* _Short task_:
Pick out each line below containing "xlabel".

* _Material_:

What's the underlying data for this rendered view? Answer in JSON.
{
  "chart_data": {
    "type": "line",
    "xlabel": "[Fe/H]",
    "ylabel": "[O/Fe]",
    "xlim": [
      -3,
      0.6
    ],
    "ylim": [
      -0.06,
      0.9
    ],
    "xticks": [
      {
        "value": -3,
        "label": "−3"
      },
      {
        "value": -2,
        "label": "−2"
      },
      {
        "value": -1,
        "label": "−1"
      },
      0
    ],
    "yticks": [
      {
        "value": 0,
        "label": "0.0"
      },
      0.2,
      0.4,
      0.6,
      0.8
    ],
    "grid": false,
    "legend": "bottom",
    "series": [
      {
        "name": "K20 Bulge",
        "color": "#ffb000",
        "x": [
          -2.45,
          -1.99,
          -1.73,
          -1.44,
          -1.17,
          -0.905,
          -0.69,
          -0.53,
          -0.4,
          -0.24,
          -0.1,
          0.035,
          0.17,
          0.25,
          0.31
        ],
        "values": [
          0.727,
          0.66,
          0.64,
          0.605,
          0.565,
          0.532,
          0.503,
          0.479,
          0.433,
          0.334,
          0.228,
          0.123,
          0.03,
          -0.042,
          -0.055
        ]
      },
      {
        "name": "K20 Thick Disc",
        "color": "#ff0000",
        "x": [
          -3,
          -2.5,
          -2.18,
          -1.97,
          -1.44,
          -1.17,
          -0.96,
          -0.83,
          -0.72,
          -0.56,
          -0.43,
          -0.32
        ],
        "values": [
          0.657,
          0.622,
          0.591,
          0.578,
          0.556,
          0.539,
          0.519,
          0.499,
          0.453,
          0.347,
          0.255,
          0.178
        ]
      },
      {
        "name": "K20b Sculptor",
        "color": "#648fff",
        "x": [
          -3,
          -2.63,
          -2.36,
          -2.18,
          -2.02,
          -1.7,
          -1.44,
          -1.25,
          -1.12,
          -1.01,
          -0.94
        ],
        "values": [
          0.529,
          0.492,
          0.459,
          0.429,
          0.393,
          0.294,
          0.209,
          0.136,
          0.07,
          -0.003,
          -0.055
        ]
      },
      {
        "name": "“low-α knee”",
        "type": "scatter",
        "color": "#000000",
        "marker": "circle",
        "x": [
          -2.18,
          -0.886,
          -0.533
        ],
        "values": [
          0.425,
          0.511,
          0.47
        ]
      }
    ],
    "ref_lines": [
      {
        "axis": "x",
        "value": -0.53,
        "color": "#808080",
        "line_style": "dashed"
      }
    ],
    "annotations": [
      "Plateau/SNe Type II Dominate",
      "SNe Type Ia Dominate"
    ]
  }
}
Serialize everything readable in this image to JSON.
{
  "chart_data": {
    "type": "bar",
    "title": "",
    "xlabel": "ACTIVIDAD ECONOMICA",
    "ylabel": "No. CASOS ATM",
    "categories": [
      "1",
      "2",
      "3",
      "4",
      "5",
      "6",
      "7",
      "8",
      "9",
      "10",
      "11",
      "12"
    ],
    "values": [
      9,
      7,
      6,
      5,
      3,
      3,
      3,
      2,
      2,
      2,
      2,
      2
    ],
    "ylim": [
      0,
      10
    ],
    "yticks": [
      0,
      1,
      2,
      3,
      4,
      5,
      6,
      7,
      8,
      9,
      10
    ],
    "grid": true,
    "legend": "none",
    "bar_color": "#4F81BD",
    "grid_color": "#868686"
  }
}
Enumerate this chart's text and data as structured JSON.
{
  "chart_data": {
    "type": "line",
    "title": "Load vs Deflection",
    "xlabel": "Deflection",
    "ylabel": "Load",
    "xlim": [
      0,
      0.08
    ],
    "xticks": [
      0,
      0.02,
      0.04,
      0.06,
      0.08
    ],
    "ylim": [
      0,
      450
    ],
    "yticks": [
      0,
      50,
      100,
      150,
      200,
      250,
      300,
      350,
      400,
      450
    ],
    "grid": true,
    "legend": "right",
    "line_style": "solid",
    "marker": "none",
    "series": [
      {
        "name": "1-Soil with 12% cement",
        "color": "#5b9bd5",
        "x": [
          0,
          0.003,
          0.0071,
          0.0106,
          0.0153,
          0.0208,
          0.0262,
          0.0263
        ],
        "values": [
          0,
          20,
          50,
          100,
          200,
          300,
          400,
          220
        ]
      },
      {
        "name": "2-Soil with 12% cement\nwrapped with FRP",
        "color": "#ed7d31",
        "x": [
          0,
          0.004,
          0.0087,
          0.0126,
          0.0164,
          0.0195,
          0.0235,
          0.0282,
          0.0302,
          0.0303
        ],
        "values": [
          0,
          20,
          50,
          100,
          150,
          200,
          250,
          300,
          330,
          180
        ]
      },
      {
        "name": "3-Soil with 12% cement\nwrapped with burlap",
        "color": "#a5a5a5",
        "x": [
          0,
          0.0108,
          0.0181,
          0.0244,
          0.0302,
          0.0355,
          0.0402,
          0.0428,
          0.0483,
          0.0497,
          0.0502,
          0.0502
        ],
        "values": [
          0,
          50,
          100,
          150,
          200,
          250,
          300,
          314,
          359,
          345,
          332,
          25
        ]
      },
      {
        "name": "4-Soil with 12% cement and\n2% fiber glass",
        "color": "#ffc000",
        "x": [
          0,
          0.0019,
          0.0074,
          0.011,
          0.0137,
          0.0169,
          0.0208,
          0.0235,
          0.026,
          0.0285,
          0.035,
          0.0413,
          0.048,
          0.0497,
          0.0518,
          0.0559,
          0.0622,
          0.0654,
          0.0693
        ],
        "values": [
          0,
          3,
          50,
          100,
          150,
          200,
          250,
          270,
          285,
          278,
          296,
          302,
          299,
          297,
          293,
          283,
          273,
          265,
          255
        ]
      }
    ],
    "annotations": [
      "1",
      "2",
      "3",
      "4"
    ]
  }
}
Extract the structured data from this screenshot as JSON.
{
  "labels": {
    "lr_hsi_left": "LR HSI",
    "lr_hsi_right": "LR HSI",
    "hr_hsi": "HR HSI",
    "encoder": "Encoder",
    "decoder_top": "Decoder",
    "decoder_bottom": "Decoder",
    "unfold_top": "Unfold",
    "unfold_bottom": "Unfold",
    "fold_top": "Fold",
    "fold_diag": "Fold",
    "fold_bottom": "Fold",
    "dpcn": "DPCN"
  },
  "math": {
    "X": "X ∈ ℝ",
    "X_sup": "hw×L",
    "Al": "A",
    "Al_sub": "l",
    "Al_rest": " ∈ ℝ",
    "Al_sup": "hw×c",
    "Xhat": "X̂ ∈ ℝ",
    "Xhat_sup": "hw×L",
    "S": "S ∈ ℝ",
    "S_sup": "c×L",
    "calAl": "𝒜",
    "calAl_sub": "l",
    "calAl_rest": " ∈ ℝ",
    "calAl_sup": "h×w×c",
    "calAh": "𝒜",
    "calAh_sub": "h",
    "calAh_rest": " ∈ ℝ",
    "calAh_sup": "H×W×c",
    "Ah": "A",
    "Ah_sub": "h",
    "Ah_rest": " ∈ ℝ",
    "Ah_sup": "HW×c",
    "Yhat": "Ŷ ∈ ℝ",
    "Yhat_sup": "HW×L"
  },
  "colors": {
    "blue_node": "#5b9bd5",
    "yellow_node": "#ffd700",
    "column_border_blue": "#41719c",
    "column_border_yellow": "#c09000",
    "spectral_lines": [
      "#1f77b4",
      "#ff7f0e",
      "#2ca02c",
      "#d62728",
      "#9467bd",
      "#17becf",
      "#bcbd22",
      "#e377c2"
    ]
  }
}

* _Completed exercise_:
    "xlabel": "[Fe/H]",
    "xlabel": "ACTIVIDAD ECONOMICA",
    "xlabel": "Deflection",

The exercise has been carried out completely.